EXERCISE MATERIAL:
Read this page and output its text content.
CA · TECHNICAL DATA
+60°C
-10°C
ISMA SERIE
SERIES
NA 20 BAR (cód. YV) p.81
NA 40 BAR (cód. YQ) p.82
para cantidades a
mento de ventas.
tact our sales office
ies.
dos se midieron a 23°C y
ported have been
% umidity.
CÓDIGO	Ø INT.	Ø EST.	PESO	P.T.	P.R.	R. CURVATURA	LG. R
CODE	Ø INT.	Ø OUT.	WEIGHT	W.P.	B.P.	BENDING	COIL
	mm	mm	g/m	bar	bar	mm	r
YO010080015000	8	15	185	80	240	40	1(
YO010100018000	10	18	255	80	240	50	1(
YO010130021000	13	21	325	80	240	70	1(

WRITTEN TASK:
Please set down the whole listing above without altering a single line.

RESULT OF THIS TASK:
Read this page and output its text content.
CA · TECHNICAL DATA
+60°C
-10°C
ISMA SERIE
SERIES
NA 20 BAR (cód. YV) p.81
NA 40 BAR (cód. YQ) p.82
para cantidades a
mento de ventas.
tact our sales office
ies.
dos se midieron a 23°C y
ported have been
% umidity.
CÓDIGO	Ø INT.	Ø EST.	PESO	P.T.	P.R.	R. CURVATURA	LG. R
CODE	Ø INT.	Ø OUT.	WEIGHT	W.P.	B.P.	BENDING	COIL
	mm	mm	g/m	bar	bar	mm	r
YO010080015000	8	15	185	80	240	40	1(
YO010100018000	10	18	255	80	240	50	1(
YO010130021000	13	21	325	80	240	70	1(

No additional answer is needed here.